Work out how many lines of the listing hold the string "icon". Answer with that number alone.

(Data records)
┌────────
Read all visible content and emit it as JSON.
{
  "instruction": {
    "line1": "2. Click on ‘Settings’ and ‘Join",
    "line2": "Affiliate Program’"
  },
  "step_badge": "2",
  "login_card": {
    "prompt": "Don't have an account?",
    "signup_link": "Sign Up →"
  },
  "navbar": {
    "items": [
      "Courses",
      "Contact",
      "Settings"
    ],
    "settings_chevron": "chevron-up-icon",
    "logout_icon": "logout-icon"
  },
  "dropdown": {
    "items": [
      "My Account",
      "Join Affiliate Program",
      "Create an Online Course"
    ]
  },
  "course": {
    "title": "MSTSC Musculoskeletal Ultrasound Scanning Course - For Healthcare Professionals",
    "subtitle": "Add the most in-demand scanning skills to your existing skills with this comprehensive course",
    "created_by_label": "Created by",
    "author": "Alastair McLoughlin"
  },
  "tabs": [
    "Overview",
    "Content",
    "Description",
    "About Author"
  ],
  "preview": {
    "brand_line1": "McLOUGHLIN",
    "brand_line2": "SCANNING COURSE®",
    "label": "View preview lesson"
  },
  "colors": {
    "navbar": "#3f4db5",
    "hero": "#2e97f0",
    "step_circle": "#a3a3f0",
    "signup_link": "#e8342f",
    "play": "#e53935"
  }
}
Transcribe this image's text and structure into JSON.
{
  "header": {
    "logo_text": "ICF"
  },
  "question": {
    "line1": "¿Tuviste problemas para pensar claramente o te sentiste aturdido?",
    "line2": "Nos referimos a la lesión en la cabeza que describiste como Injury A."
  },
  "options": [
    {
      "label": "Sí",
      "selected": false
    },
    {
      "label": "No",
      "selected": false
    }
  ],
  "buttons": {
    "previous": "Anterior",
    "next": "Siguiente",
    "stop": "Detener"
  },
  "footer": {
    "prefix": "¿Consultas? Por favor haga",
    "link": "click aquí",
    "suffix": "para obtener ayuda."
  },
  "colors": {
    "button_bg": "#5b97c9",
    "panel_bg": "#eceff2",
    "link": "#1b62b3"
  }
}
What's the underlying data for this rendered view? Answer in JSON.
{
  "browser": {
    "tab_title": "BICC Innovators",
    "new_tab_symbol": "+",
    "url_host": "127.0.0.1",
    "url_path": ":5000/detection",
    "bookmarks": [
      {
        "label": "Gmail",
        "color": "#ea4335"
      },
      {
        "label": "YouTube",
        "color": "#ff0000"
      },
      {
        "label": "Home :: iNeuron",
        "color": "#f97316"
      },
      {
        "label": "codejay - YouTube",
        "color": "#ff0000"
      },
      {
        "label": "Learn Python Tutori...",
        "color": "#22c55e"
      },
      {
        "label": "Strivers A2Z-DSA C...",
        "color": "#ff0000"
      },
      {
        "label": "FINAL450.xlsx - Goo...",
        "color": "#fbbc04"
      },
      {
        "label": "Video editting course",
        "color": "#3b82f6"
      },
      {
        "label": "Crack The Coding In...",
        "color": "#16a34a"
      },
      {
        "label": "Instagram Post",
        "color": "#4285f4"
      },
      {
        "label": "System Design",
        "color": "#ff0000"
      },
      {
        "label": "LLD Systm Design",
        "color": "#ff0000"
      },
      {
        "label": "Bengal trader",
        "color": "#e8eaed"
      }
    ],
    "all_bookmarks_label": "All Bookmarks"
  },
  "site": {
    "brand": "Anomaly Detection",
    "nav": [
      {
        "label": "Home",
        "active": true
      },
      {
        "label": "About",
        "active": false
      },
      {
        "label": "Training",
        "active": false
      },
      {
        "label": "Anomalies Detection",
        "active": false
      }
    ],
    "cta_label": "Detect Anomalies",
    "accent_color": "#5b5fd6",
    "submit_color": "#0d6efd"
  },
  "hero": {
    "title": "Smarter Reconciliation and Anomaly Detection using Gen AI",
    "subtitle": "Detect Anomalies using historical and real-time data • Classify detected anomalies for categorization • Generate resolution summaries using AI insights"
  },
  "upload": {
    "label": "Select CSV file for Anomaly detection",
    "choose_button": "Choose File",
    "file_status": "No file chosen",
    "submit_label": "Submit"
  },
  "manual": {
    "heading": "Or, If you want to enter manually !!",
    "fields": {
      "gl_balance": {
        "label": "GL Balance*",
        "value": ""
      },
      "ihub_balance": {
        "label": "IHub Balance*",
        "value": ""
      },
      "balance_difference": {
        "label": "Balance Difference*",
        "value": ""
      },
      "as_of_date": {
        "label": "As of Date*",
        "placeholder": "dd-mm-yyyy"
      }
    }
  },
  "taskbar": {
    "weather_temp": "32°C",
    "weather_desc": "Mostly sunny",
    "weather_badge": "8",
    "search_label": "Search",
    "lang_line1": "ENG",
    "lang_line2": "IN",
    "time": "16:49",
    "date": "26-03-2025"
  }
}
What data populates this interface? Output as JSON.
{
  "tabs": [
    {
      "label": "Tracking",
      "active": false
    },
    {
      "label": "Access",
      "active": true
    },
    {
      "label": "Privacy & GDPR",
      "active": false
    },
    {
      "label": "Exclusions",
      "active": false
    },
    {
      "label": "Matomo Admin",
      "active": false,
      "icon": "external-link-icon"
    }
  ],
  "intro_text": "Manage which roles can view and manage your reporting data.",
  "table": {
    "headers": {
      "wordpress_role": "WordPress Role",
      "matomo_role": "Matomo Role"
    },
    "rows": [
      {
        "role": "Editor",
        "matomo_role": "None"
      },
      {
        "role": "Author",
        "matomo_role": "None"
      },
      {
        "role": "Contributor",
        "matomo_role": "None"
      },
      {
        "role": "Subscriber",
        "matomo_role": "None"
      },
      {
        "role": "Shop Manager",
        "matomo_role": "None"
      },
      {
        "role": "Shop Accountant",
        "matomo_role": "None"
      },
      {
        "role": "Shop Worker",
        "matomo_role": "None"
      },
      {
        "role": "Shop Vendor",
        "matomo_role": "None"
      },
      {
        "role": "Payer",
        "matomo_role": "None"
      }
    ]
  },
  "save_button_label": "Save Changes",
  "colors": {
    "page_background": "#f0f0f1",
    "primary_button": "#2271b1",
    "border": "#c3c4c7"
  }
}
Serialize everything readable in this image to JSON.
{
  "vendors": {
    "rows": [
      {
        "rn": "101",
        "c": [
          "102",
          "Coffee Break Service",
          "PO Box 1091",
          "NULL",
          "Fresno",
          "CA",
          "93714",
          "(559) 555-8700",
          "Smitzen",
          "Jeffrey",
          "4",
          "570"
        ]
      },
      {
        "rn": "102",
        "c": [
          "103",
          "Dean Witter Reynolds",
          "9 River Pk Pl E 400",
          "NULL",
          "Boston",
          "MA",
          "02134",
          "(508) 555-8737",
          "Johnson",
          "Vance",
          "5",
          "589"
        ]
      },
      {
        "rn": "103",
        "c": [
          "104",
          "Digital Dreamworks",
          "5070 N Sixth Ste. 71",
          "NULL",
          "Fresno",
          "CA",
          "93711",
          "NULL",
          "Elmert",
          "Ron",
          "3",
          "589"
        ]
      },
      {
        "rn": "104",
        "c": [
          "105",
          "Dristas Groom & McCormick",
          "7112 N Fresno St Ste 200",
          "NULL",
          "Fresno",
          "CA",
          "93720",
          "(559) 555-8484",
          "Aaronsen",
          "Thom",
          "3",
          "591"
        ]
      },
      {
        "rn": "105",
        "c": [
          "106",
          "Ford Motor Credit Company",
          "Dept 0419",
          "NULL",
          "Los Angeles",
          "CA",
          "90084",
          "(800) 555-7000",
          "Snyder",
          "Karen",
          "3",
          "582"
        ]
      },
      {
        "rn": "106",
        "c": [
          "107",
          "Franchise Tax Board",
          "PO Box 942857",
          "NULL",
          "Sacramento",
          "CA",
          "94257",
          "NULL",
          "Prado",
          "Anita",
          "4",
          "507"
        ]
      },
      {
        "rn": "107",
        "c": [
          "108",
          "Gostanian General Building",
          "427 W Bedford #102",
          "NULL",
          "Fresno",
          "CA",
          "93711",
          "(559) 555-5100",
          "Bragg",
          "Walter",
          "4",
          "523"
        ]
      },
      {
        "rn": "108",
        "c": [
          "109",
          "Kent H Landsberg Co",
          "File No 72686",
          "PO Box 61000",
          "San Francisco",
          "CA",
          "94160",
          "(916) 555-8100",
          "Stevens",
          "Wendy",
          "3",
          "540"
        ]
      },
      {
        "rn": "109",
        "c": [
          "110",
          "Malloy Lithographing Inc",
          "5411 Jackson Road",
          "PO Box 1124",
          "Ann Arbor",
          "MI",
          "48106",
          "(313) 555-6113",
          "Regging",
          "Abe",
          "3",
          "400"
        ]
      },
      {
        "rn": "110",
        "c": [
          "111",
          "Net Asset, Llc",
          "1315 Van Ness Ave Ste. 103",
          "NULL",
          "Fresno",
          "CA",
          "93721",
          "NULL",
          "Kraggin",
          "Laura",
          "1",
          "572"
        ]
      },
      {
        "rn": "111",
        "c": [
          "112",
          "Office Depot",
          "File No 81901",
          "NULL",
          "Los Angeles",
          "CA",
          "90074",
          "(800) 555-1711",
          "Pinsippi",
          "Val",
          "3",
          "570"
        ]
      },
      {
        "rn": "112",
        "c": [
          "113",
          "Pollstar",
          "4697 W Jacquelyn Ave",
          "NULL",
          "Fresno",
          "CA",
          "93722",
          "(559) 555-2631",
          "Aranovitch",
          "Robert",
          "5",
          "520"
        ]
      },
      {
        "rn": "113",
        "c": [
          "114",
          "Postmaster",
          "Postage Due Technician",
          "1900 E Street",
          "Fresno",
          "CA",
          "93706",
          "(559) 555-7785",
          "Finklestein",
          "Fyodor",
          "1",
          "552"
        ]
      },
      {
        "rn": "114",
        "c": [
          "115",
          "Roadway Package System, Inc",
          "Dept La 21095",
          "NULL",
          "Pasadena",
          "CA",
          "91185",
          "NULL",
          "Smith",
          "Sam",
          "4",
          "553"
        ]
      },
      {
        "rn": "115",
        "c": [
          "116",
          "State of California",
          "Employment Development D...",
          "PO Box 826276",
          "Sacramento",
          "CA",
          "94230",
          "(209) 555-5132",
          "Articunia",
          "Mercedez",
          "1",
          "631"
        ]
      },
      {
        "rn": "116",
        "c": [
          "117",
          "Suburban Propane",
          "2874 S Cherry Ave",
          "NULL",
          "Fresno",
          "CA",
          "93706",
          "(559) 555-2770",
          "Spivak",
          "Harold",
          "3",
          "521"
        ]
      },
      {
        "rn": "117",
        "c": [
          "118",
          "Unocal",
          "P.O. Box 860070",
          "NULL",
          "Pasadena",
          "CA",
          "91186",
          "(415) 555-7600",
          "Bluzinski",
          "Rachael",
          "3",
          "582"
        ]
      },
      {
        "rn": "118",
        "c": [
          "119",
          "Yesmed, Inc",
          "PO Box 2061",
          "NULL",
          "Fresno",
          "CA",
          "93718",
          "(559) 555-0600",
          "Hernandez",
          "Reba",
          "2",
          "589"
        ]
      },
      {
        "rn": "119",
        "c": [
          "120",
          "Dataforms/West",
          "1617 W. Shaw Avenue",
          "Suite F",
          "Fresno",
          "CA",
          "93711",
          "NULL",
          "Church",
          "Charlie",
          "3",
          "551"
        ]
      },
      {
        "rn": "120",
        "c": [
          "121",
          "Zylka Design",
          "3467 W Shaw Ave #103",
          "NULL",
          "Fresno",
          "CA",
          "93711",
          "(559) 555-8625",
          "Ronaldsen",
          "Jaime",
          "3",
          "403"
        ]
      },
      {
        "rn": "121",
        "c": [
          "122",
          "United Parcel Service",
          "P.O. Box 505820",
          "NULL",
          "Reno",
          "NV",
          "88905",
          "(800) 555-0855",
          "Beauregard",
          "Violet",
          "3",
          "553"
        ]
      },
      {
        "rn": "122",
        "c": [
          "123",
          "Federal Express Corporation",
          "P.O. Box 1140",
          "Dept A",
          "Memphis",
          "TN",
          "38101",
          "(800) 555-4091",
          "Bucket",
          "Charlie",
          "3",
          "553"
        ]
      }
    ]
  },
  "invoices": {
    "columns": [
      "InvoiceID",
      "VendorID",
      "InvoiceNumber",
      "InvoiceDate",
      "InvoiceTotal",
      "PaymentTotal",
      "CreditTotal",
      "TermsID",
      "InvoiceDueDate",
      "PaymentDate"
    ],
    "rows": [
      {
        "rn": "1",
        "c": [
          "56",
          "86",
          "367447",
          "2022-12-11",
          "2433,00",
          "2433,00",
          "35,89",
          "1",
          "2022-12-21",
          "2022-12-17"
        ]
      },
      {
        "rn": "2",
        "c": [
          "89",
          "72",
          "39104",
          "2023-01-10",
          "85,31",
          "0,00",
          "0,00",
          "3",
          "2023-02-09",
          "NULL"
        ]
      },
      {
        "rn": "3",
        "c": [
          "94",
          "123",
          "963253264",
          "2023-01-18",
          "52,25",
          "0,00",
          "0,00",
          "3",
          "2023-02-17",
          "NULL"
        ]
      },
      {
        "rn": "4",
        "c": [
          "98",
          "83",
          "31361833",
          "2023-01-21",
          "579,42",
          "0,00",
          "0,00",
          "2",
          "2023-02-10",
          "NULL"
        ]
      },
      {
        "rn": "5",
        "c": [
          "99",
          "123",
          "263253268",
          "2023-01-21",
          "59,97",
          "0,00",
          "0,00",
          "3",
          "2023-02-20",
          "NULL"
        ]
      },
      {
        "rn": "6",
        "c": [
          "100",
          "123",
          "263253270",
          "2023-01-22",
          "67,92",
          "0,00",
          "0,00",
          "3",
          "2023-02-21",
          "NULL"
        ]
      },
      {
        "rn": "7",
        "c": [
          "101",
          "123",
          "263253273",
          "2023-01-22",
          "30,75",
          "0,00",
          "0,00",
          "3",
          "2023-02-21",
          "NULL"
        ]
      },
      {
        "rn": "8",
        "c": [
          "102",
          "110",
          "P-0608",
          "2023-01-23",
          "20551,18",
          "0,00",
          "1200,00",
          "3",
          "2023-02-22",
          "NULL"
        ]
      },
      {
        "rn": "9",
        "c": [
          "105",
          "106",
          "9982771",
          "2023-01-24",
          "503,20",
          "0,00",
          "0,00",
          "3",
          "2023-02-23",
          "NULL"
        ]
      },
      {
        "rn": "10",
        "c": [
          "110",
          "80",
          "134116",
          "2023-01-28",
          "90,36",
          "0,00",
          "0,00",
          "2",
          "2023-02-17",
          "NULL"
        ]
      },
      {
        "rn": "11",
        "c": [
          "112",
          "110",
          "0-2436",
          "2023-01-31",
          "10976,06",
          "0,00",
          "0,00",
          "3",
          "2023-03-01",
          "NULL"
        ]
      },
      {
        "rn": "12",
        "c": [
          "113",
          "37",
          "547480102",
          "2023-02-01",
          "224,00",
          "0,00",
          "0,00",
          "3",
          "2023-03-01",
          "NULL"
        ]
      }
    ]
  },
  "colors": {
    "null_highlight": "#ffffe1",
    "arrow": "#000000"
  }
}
└────────
* SOLVED PROBLEM
3